Exercise prompt: Transcribe the records below exactly as they appear.

Dataset entries:
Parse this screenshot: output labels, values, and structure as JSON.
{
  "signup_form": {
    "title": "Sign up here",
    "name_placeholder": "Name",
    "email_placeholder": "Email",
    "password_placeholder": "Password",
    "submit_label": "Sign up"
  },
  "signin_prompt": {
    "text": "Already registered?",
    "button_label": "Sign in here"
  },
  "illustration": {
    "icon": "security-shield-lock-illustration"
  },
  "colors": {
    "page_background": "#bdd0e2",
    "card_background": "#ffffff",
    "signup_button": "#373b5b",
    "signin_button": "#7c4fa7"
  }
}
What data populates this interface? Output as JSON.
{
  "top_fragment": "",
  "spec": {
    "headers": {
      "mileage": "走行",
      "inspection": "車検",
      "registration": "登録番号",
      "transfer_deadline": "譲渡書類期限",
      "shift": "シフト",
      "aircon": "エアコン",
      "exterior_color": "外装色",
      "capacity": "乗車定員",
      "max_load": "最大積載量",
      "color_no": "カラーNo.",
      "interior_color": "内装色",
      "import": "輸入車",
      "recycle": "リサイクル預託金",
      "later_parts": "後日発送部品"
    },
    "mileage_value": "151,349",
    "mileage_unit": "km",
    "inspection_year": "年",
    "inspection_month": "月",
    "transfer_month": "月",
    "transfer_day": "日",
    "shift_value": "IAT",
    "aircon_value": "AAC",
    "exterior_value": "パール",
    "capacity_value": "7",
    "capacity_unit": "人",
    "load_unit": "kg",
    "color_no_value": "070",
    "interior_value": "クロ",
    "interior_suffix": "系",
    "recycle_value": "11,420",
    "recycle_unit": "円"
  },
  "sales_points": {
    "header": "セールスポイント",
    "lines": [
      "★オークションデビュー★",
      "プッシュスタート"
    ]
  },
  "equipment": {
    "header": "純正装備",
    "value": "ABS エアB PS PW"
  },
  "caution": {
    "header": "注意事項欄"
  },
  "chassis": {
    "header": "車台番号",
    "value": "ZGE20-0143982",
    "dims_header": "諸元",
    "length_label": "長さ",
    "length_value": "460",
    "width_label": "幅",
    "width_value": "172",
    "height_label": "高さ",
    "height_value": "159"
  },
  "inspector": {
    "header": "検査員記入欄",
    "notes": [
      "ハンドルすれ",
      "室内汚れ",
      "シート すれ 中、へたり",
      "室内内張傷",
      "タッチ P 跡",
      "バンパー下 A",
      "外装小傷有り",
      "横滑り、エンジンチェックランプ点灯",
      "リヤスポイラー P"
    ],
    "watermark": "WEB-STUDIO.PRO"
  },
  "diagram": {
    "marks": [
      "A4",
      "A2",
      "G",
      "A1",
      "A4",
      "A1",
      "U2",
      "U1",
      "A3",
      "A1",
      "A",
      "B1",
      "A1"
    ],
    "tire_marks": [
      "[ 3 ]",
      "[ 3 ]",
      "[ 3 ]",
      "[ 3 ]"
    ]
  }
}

Result below:
Parse this screenshot: output labels, values, and structure as JSON.
{
  "signup_form": {
    "title": "Sign up here",
    "name_placeholder": "Name",
    "email_placeholder": "Email",
    "password_placeholder": "Password",
    "submit_label": "Sign up"
  },
  "signin_prompt": {
    "text": "Already registered?",
    "button_label": "Sign in here"
  },
  "illustration": {
    "icon": "security-shield-lock-illustration"
  },
  "colors": {
    "page_background": "#bdd0e2",
    "card_background": "#ffffff",
    "signup_button": "#373b5b",
    "signin_button": "#7c4fa7"
  }
}
What data populates this interface? Output as JSON.
{
  "top_fragment": "",
  "spec": {
    "headers": {
      "mileage": "走行",
      "inspection": "車検",
      "registration": "登録番号",
      "transfer_deadline": "譲渡書類期限",
      "shift": "シフト",
      "aircon": "エアコン",
      "exterior_color": "外装色",
      "capacity": "乗車定員",
      "max_load": "最大積載量",
      "color_no": "カラーNo.",
      "interior_color": "内装色",
      "import": "輸入車",
      "recycle": "リサイクル預託金",
      "later_parts": "後日発送部品"
    },
    "mileage_value": "151,349",
    "mileage_unit": "km",
    "inspection_year": "年",
    "inspection_month": "月",
    "transfer_month": "月",
    "transfer_day": "日",
    "shift_value": "IAT",
    "aircon_value": "AAC",
    "exterior_value": "パール",
    "capacity_value": "7",
    "capacity_unit": "人",
    "load_unit": "kg",
    "color_no_value": "070",
    "interior_value": "クロ",
    "interior_suffix": "系",
    "recycle_value": "11,420",
    "recycle_unit": "円"
  },
  "sales_points": {
    "header": "セールスポイント",
    "lines": [
      "★オークションデビュー★",
      "プッシュスタート"
    ]
  },
  "equipment": {
    "header": "純正装備",
    "value": "ABS エアB PS PW"
  },
  "caution": {
    "header": "注意事項欄"
  },
  "chassis": {
    "header": "車台番号",
    "value": "ZGE20-0143982",
    "dims_header": "諸元",
    "length_label": "長さ",
    "length_value": "460",
    "width_label": "幅",
    "width_value": "172",
    "height_label": "高さ",
    "height_value": "159"
  },
  "inspector": {
    "header": "検査員記入欄",
    "notes": [
      "ハンドルすれ",
      "室内汚れ",
      "シート すれ 中、へたり",
      "室内内張傷",
      "タッチ P 跡",
      "バンパー下 A",
      "外装小傷有り",
      "横滑り、エンジンチェックランプ点灯",
      "リヤスポイラー P"
    ],
    "watermark": "WEB-STUDIO.PRO"
  },
  "diagram": {
    "marks": [
      "A4",
      "A2",
      "G",
      "A1",
      "A4",
      "A1",
      "U2",
      "U1",
      "A3",
      "A1",
      "A",
      "B1",
      "A1"
    ],
    "tire_marks": [
      "[ 3 ]",
      "[ 3 ]",
      "[ 3 ]",
      "[ 3 ]"
    ]
  }
}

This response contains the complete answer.